** GIVEN REQUEST **
Note each line where "Crop" appears, and copy it.

Stored entries:
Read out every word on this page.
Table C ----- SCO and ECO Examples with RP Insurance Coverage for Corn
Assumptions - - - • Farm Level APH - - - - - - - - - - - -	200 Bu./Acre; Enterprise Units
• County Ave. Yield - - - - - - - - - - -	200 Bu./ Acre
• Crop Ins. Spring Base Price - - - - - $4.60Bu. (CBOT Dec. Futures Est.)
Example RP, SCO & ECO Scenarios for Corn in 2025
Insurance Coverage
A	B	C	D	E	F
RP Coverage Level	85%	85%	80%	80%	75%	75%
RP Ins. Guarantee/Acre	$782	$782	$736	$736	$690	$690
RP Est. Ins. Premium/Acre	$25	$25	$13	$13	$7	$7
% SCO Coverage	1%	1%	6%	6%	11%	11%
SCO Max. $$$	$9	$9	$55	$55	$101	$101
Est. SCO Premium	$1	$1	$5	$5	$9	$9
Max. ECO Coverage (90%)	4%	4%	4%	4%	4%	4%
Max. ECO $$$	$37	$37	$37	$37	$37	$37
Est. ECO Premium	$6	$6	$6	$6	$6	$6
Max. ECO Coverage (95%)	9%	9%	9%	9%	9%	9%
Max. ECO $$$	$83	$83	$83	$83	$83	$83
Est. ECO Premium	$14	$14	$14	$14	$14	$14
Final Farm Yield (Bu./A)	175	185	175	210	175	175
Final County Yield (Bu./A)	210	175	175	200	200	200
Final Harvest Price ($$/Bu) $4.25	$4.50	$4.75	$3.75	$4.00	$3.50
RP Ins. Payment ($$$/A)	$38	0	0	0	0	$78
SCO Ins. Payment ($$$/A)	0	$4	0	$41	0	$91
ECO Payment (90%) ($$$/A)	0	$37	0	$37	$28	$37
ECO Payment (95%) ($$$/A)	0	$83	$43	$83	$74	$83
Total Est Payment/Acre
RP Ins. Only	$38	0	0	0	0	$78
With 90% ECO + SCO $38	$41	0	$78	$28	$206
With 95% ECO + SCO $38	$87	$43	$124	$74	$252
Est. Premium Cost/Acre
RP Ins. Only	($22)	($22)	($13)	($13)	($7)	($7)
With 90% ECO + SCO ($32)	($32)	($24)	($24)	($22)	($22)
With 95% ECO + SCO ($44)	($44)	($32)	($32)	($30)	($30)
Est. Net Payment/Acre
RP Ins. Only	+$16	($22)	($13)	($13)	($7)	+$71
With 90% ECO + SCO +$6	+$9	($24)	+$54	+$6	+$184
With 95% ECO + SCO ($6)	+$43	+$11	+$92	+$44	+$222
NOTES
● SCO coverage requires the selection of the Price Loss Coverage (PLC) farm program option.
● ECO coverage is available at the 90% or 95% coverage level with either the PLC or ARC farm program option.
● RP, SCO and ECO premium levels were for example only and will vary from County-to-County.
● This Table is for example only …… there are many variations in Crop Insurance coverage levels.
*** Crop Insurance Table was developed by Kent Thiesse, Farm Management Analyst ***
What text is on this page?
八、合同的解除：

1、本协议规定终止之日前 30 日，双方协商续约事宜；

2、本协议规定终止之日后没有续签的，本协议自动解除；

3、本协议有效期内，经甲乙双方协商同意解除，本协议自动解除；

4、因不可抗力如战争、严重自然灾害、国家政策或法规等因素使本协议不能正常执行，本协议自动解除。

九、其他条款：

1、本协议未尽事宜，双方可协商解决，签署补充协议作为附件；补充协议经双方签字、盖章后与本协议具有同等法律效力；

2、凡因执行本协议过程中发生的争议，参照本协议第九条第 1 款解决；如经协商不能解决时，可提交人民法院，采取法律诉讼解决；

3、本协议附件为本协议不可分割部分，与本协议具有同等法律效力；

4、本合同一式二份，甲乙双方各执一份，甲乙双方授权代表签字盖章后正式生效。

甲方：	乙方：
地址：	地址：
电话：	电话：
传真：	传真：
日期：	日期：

** SOLUTION FOR THIS EXERCISE **
• Crop Ins. Spring Base Price - - - - - $4.60Bu. (CBOT Dec. Futures Est.)
● This Table is for example only …… there are many variations in Crop Insurance coverage levels.
*** Crop Insurance Table was developed by Kent Thiesse, Farm Management Analyst ***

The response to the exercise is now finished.